# TASK
Pull every line with the word "woll" out of the entries below.
━━ INPUT ROWS
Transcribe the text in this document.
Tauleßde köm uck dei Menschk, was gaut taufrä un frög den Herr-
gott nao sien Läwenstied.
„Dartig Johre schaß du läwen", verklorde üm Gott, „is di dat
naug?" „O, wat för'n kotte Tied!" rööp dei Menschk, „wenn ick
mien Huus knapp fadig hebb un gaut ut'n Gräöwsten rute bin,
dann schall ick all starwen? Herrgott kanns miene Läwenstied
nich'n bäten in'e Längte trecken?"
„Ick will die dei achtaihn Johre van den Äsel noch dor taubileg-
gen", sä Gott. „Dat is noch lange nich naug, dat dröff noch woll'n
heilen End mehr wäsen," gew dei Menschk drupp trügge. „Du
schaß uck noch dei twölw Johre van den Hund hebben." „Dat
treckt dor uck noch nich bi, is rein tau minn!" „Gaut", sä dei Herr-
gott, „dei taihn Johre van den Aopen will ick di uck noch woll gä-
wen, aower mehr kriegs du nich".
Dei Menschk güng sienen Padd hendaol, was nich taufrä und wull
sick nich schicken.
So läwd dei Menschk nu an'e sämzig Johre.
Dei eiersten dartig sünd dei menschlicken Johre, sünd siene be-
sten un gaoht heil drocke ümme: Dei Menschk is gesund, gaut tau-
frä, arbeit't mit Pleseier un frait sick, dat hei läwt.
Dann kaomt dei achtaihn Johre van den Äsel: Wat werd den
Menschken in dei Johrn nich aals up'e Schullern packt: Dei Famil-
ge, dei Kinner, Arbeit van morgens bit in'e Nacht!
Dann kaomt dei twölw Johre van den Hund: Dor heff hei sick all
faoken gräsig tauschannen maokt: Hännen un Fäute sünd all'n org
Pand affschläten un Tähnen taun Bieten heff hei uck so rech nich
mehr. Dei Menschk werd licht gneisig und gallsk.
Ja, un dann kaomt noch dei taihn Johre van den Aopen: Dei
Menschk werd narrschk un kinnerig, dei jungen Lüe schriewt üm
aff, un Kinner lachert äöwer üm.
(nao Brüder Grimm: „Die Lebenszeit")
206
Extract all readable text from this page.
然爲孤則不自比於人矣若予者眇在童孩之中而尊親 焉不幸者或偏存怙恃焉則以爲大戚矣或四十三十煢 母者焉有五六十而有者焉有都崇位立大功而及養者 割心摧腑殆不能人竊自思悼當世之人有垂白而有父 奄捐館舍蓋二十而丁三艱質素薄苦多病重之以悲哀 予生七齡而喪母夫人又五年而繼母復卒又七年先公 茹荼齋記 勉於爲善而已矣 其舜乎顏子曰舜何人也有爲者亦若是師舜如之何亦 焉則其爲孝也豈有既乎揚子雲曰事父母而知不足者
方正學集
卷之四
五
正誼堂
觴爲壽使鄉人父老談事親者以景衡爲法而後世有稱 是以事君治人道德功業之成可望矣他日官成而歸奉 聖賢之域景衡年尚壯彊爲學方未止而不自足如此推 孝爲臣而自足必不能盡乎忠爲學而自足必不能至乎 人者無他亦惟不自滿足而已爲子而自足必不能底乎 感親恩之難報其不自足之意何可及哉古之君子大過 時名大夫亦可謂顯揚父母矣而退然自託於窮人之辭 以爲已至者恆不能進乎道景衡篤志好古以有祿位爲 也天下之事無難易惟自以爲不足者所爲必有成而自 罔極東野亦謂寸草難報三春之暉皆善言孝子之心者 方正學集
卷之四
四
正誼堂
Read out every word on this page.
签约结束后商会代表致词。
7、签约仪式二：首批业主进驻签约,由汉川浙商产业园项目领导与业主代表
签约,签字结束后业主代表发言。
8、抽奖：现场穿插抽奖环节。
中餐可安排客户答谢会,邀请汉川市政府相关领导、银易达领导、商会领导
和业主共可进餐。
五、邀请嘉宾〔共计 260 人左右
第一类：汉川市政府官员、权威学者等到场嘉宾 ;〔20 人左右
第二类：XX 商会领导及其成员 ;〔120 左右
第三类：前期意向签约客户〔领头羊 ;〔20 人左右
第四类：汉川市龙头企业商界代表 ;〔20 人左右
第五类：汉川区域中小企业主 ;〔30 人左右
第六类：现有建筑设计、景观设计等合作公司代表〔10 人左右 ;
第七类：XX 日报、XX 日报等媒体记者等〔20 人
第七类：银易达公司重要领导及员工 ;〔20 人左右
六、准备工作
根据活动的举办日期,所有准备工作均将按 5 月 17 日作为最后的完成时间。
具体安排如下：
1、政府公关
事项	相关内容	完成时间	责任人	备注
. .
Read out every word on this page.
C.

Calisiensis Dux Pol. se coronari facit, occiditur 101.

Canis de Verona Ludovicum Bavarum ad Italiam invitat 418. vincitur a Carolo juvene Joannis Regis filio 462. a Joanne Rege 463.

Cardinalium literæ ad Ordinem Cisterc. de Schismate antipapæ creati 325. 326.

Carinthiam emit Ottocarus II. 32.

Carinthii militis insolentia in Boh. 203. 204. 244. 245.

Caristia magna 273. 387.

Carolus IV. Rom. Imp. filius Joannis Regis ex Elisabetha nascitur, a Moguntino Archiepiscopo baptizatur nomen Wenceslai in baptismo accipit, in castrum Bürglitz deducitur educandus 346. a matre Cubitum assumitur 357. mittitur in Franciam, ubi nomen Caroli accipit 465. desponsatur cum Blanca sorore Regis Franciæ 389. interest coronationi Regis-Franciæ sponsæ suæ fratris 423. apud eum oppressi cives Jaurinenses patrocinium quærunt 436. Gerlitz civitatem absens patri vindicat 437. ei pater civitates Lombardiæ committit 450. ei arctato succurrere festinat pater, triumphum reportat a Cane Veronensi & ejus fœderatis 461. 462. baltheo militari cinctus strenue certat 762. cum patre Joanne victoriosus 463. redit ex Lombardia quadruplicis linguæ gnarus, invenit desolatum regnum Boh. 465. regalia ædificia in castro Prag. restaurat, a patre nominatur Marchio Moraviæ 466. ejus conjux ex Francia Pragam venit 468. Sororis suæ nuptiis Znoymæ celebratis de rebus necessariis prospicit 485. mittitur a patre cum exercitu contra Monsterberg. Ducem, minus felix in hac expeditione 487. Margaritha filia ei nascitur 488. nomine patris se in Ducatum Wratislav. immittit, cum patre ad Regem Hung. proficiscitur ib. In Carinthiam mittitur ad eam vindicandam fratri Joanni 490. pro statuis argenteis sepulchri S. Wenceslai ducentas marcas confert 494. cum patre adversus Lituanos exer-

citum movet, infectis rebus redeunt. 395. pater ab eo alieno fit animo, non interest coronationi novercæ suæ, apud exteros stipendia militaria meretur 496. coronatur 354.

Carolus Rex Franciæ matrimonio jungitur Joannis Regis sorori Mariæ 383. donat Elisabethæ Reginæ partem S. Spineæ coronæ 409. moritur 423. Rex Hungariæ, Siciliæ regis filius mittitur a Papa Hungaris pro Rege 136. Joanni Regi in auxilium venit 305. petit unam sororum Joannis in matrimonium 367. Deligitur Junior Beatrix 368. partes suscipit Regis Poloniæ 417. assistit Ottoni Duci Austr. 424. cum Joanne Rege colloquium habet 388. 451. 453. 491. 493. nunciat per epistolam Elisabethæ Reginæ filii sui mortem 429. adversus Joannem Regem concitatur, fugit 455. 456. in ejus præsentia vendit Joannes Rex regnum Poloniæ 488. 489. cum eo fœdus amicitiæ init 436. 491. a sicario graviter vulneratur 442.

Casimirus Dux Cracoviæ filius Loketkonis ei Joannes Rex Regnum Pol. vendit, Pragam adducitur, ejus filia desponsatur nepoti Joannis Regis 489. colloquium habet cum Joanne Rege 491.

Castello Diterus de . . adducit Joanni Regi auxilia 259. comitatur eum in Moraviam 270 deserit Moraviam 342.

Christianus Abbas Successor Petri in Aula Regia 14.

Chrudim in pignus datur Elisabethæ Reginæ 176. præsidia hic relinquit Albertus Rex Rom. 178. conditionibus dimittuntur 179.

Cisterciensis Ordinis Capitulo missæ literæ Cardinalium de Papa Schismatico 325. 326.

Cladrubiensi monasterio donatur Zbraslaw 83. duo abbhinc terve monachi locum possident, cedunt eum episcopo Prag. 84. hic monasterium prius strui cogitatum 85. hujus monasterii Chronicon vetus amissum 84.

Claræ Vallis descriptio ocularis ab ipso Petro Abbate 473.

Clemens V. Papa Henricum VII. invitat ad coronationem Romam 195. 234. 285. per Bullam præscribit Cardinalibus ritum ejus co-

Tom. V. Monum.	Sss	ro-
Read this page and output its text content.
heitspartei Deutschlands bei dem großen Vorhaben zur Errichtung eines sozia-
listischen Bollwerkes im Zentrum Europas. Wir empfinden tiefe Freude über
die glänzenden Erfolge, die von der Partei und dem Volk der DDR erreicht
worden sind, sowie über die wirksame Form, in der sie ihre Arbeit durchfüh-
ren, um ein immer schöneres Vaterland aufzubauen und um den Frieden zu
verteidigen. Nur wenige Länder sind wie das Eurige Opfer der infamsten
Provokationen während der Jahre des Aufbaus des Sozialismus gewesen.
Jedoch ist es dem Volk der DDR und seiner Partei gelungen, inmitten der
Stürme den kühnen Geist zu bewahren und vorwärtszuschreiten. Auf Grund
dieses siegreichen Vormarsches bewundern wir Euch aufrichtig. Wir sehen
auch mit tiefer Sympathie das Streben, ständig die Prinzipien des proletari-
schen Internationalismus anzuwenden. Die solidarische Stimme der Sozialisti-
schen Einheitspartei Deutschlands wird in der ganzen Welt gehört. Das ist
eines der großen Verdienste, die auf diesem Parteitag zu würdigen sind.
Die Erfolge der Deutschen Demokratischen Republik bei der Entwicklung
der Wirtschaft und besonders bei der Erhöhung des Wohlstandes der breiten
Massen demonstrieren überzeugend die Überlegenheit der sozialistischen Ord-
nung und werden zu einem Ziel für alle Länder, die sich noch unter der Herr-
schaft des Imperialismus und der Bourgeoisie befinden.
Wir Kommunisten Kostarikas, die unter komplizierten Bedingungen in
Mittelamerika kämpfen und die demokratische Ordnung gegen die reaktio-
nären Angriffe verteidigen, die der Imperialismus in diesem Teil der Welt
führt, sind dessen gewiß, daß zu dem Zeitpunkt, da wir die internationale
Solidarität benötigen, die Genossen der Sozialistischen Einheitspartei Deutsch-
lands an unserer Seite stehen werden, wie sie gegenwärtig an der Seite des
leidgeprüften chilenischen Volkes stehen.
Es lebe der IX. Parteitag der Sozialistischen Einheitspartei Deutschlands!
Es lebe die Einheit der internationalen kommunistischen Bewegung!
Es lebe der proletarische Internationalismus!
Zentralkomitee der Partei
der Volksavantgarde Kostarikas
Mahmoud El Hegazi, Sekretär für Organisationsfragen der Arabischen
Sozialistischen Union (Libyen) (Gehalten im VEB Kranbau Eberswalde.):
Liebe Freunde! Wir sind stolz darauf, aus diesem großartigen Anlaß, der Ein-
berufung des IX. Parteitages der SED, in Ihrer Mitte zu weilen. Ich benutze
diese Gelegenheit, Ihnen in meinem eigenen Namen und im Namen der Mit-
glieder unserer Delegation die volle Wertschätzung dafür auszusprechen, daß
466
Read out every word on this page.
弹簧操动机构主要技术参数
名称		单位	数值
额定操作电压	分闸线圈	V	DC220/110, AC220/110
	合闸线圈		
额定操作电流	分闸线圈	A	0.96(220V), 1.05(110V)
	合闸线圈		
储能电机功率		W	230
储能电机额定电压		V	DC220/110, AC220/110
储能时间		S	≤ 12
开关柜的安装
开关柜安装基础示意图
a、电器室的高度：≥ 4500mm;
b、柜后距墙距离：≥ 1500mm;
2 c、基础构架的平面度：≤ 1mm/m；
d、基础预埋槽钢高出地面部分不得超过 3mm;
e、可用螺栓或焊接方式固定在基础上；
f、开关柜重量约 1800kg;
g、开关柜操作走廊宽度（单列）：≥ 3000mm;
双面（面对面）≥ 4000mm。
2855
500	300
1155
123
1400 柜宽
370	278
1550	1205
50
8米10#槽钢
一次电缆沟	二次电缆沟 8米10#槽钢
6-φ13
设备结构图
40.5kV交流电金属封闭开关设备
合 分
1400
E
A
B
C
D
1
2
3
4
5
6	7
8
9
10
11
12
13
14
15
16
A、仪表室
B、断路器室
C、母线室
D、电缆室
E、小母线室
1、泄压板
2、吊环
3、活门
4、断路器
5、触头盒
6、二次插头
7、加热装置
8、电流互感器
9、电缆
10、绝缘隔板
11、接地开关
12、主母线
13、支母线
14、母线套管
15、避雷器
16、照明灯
━━━━
# RESULT OF THE EXERCISE
gen", sä Gott. „Dat is noch lange nich naug, dat dröff noch woll'n
gott, „dei taihn Johre van den Aopen will ick di uck noch woll gä-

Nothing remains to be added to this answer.